● **Prompt**: Leave out the pictures and restate the rest of the data exactly.

◇ ◇ ◇

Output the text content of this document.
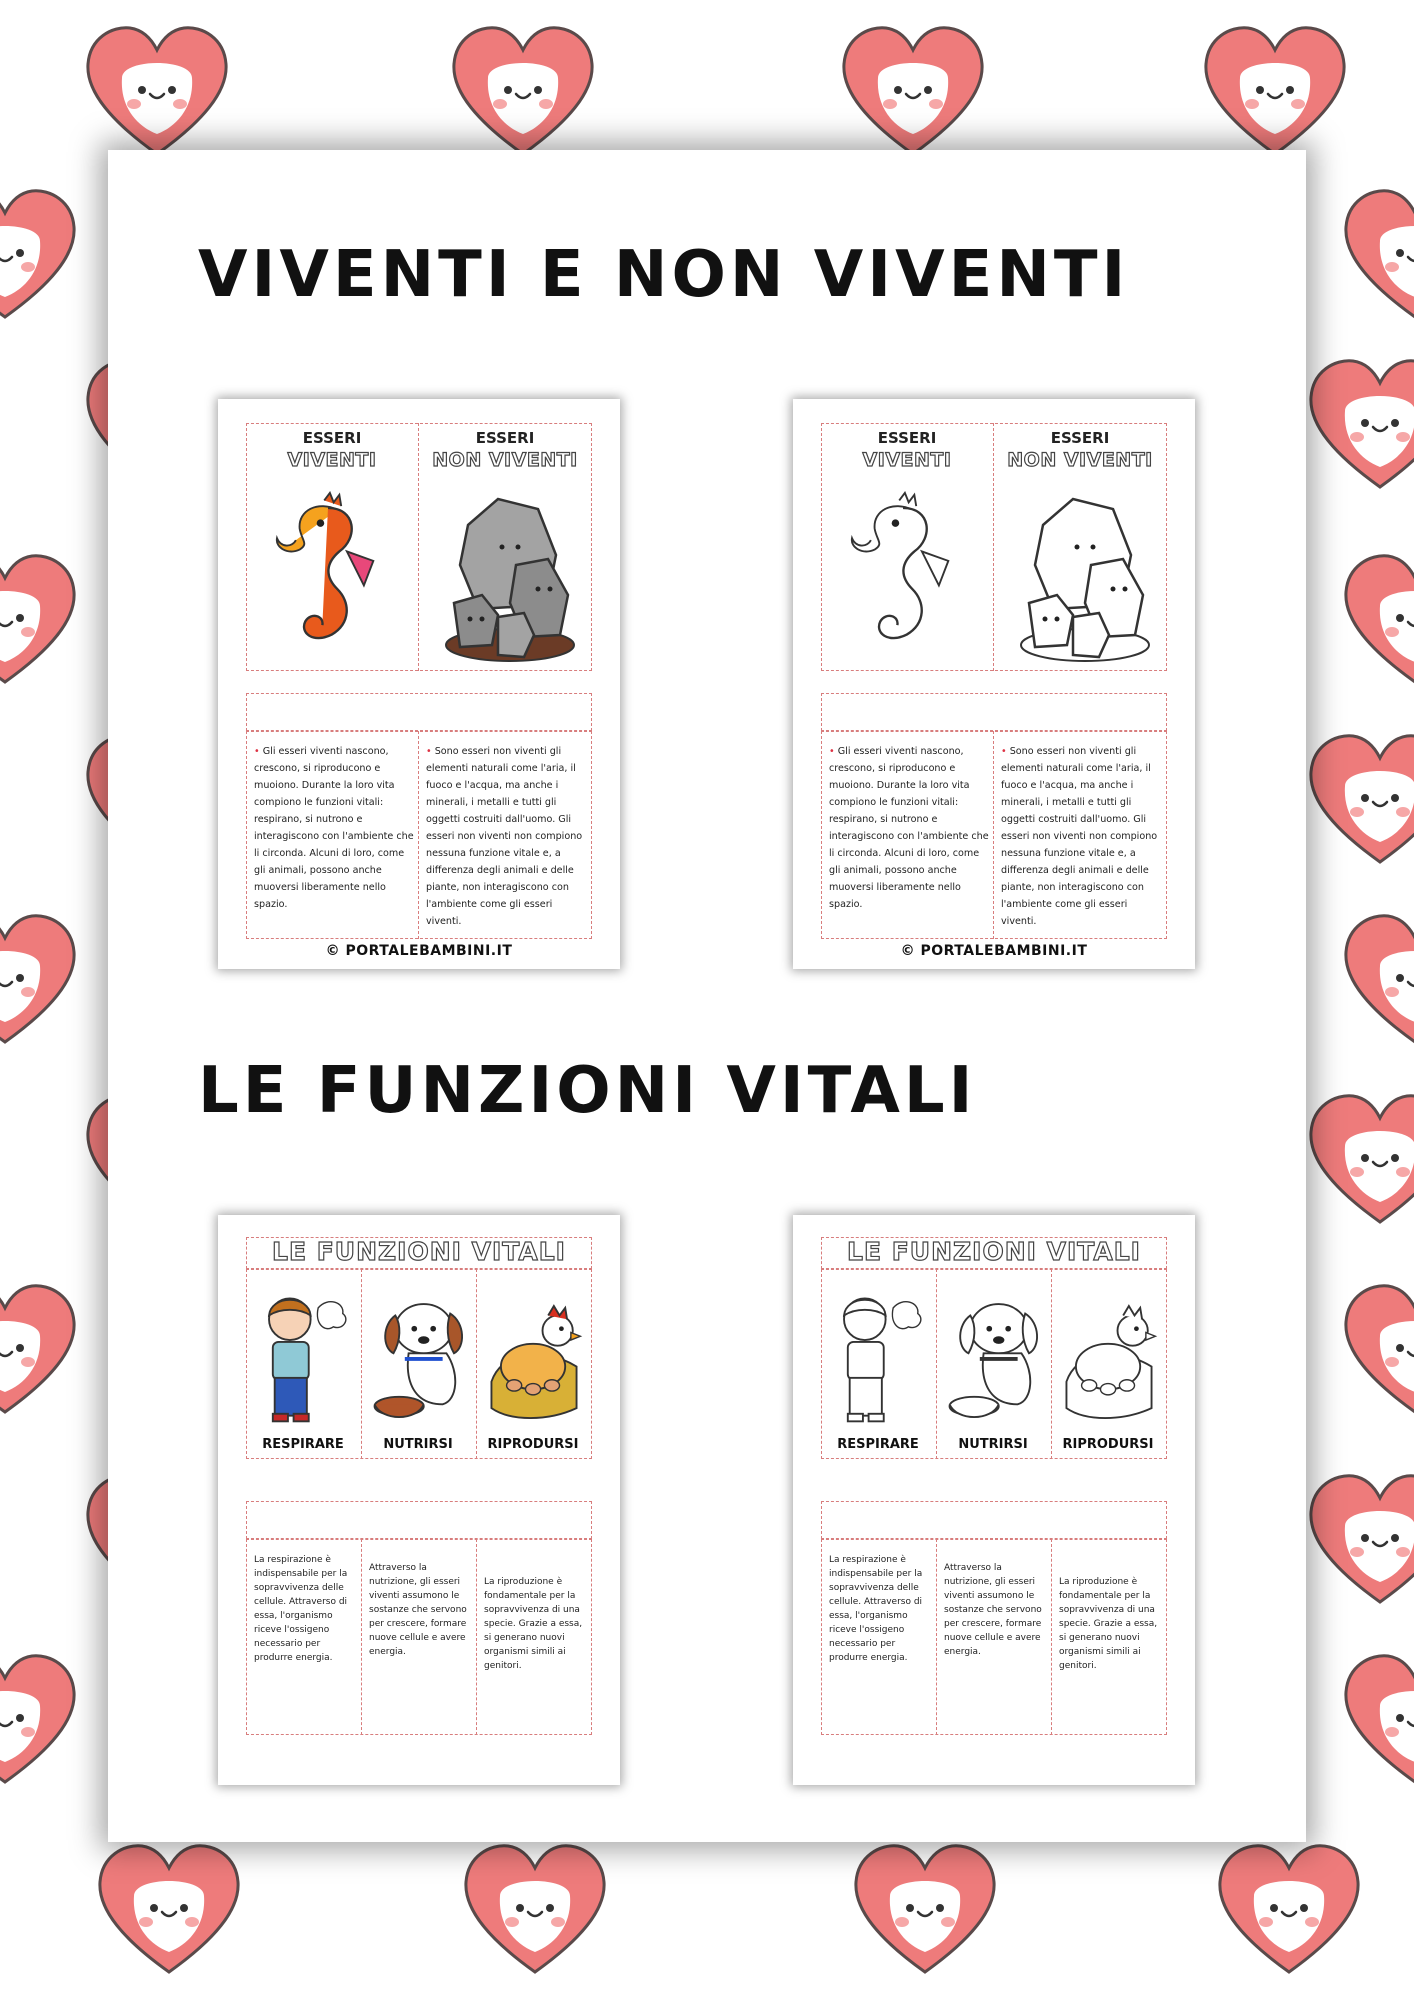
VIVENTI E NON VIVENTI
LE FUNZIONI VITALI
ESSERI
VIVENTI
ESSERI
NON VIVENTI
• Gli esseri viventi nascono, crescono, si riproducono e muoiono. Durante la loro vita compiono le funzioni vitali: respirano, si nutrono e interagiscono con l'ambiente che li circonda. Alcuni di loro, come gli animali, possono anche muoversi liberamente nello spazio.
• Sono esseri non viventi gli elementi naturali come l'aria, il fuoco e l'acqua, ma anche i minerali, i metalli e tutti gli oggetti costruiti dall'uomo. Gli esseri non viventi non compiono nessuna funzione vitale e, a differenza degli animali e delle piante, non interagiscono con l'ambiente come gli esseri viventi.
© PORTALEBAMBINI.IT
ESSERI
VIVENTI
ESSERI
NON VIVENTI
• Gli esseri viventi nascono, crescono, si riproducono e muoiono. Durante la loro vita compiono le funzioni vitali: respirano, si nutrono e interagiscono con l'ambiente che li circonda. Alcuni di loro, come gli animali, possono anche muoversi liberamente nello spazio.
• Sono esseri non viventi gli elementi naturali come l'aria, il fuoco e l'acqua, ma anche i minerali, i metalli e tutti gli oggetti costruiti dall'uomo. Gli esseri non viventi non compiono nessuna funzione vitale e, a differenza degli animali e delle piante, non interagiscono con l'ambiente come gli esseri viventi.
© PORTALEBAMBINI.IT
LE FUNZIONI VITALI
RESPIRARE	NUTRIRSI	RIPRODURSI
La respirazione è indispensabile per la sopravvivenza delle cellule. Attraverso di essa, l'organismo riceve l'ossigeno necessario per produrre energia.
Attraverso la nutrizione, gli esseri viventi assumono le sostanze che servono per crescere, formare nuove cellule e avere energia.
La riproduzione è fondamentale per la sopravvivenza di una specie. Grazie a essa, si generano nuovi organismi simili ai genitori.
LE FUNZIONI VITALI
RESPIRARE	NUTRIRSI	RIPRODURSI
La respirazione è indispensabile per la sopravvivenza delle cellule. Attraverso di essa, l'organismo riceve l'ossigeno necessario per produrre energia.
Attraverso la nutrizione, gli esseri viventi assumono le sostanze che servono per crescere, formare nuove cellule e avere energia.
La riproduzione è fondamentale per la sopravvivenza di una specie. Grazie a essa, si generano nuovi organismi simili ai genitori.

◇ ◇ ◇

● **Completed task**:
Output the text content of this document.
VIVENTI E NON VIVENTI
LE FUNZIONI VITALI
ESSERI
VIVENTI
ESSERI
NON VIVENTI
• Gli esseri viventi nascono, crescono, si riproducono e muoiono. Durante la loro vita compiono le funzioni vitali: respirano, si nutrono e interagiscono con l'ambiente che li circonda. Alcuni di loro, come gli animali, possono anche muoversi liberamente nello spazio.
• Sono esseri non viventi gli elementi naturali come l'aria, il fuoco e l'acqua, ma anche i minerali, i metalli e tutti gli oggetti costruiti dall'uomo. Gli esseri non viventi non compiono nessuna funzione vitale e, a differenza degli animali e delle piante, non interagiscono con l'ambiente come gli esseri viventi.
© PORTALEBAMBINI.IT
ESSERI
VIVENTI
ESSERI
NON VIVENTI
• Gli esseri viventi nascono, crescono, si riproducono e muoiono. Durante la loro vita compiono le funzioni vitali: respirano, si nutrono e interagiscono con l'ambiente che li circonda. Alcuni di loro, come gli animali, possono anche muoversi liberamente nello spazio.
• Sono esseri non viventi gli elementi naturali come l'aria, il fuoco e l'acqua, ma anche i minerali, i metalli e tutti gli oggetti costruiti dall'uomo. Gli esseri non viventi non compiono nessuna funzione vitale e, a differenza degli animali e delle piante, non interagiscono con l'ambiente come gli esseri viventi.
© PORTALEBAMBINI.IT
LE FUNZIONI VITALI
RESPIRARE	NUTRIRSI	RIPRODURSI
La respirazione è indispensabile per la sopravvivenza delle cellule. Attraverso di essa, l'organismo riceve l'ossigeno necessario per produrre energia.
Attraverso la nutrizione, gli esseri viventi assumono le sostanze che servono per crescere, formare nuove cellule e avere energia.
La riproduzione è fondamentale per la sopravvivenza di una specie. Grazie a essa, si generano nuovi organismi simili ai genitori.
LE FUNZIONI VITALI
RESPIRARE	NUTRIRSI	RIPRODURSI
La respirazione è indispensabile per la sopravvivenza delle cellule. Attraverso di essa, l'organismo riceve l'ossigeno necessario per produrre energia.
Attraverso la nutrizione, gli esseri viventi assumono le sostanze che servono per crescere, formare nuove cellule e avere energia.
La riproduzione è fondamentale per la sopravvivenza di una specie. Grazie a essa, si generano nuovi organismi simili ai genitori.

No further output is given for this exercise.